> _Задание_
Определите, соответствуют ли тексту о депортации три утверждения: (а) в Черкесске людей продержали на площади целый день; (б) отец семьи доехал вместе с ней до Сайрамского района; (в) мать Тешеллеевых дожила до возвращения на родину. Для каждого утверждения ответьте «да» или «нет» и точно процитируйте решающие слова текста.

Доктор кинулся собирать им в дорогу медикаменты, а сердобольные Куна и Муминат сопровождали обоз из больницы до Каменномоста. На опустевший аул невозможно было смотреть без слез. По улицам бродили овцы, недоеные коровы с ревом бросались к людям. Ветер нес чьи-то фотографии, обрывки документов, всякое тряпье… «Нас под конвоем гнали через Хумару. Из всех домов высыпали люди, они подходили к нам со словами утешения: «Мы будем ждать вас, карачаевские братья! Верим, что вы скоро вернетесь». Кто-то из них протягивал нам лепешки, сыр в дорогу, кто-то – какую-то одежду».
В Черкесске их продержали целый день на площади. Вконец усталый Алим, один из братьев Сеитбия Тешеллеева, каким-то образом отделился от семьи и присел в уголке на площади. В стороне он увидел колонну солдат, которые были под конвоем. Среди них он увидел отца, которого объявили без вести пропавшим. Для семьи среди тех мрачных дней единственной радостью стало то, что отцу разрешили ехать в одном вагоне с детьми и женой. Их довезли до Калмыкии, и там неизвестно по какой-то причине вагоны отцепили от состава. Люди несколько дней находились в холодной, продуваемой лютыми ветрами степи, без тепла и воды, умирая один за другим. «Отец мой был бессилен кому-либо помочь – сам в чем душа держалась, поэтому могильщиками стали женщины и дети. Три дня мы занимались похоронными делами, но благодаря нашей маме и другим женщинам все покойные нашли свой приют». В дороге умер и отец. Слез у матери уже не было. Впрочем, плачущей свою мать после этого дети видели один раз. В их вагоне ехала очень больная женщина, за которой ухаживал сын. Когда она скончалась, сын спрятал ее тело под лохмотьями, дабы похоронить достойно там, куда прибудет поезд. Но конвоиры, прознав об этом, остановили состав и потребовали, чтобы сын собственноручно выкинул тело матери из вагона.
Их привезли в Сайрамский район Джамбульской области. Есть было нечего, по весне питались травой, земля была, как выполотая. Мать Тешеллеевых детей своих выходила, сохранила их жизни ценой неимоверных усилий. Сама же до дня возвращения на родину не дожила.
Каждый раз, вспоминая эту горькую исповедь Сеитбия Халитовича Тешеллеева, я думаю: «Мы обязательно должны выслушать при жизни, дать слово тем, кто пережил все тяготы депортации. Чтобы об этом помнили потомки и подобное больше не испытал ни один народ, живущий на земле».

> _Предоставленные материалы_
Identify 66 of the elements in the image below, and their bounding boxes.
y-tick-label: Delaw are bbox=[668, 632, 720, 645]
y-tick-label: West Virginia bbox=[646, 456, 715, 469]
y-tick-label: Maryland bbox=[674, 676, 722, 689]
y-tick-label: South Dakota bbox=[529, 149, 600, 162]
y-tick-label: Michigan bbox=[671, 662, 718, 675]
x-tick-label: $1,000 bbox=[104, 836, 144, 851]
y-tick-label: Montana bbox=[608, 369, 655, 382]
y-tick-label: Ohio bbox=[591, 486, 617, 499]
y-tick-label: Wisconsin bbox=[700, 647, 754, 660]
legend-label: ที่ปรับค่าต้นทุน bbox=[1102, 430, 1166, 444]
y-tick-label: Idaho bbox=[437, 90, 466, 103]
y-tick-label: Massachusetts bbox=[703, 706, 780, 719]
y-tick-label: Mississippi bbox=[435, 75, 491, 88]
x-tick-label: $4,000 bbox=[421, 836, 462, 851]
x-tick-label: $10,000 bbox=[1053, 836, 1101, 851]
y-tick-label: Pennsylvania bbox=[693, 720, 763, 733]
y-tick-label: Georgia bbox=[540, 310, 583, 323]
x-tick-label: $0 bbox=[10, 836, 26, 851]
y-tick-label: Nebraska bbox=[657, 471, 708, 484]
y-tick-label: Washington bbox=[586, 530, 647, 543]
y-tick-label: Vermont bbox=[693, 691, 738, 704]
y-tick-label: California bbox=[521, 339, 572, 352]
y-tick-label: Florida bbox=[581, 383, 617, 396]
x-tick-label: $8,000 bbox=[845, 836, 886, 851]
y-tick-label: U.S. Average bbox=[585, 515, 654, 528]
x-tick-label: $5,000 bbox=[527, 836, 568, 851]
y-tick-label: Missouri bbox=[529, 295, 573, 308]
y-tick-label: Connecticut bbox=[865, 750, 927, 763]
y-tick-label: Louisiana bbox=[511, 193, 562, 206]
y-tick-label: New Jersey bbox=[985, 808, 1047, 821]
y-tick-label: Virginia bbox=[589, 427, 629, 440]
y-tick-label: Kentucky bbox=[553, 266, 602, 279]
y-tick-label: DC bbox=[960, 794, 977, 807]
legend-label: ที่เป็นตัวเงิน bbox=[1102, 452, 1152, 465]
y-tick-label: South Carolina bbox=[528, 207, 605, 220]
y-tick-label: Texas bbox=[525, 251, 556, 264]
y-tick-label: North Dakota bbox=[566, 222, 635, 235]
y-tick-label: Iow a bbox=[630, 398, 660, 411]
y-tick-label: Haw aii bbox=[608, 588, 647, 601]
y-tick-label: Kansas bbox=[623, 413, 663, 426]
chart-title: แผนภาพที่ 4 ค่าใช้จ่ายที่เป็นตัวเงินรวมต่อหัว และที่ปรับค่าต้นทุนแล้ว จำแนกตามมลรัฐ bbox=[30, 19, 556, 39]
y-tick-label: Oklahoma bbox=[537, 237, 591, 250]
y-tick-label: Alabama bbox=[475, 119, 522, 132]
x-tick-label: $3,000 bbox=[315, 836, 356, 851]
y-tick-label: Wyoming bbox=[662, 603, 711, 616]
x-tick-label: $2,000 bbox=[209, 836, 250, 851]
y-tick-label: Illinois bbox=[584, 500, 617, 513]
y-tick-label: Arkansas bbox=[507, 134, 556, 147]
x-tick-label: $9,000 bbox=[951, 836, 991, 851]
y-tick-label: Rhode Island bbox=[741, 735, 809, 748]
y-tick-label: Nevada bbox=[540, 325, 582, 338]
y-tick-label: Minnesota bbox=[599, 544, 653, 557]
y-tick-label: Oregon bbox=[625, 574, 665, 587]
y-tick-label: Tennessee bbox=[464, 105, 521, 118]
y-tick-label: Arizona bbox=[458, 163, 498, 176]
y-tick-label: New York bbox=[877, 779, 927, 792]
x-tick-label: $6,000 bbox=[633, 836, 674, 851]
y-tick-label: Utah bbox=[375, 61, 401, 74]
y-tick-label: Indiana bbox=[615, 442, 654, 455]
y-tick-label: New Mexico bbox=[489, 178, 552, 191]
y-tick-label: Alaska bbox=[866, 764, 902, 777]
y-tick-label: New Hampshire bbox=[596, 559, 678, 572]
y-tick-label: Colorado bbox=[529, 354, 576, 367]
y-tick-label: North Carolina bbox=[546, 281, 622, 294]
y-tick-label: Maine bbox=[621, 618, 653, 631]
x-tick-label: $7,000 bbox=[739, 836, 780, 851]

> _Ответ_
(а) Да: «В Черкесске их продержали целый день на площади».
(б) Нет: «В дороге умер и отец».
(в) Нет: «Сама же до дня возвращения на родину не дожила».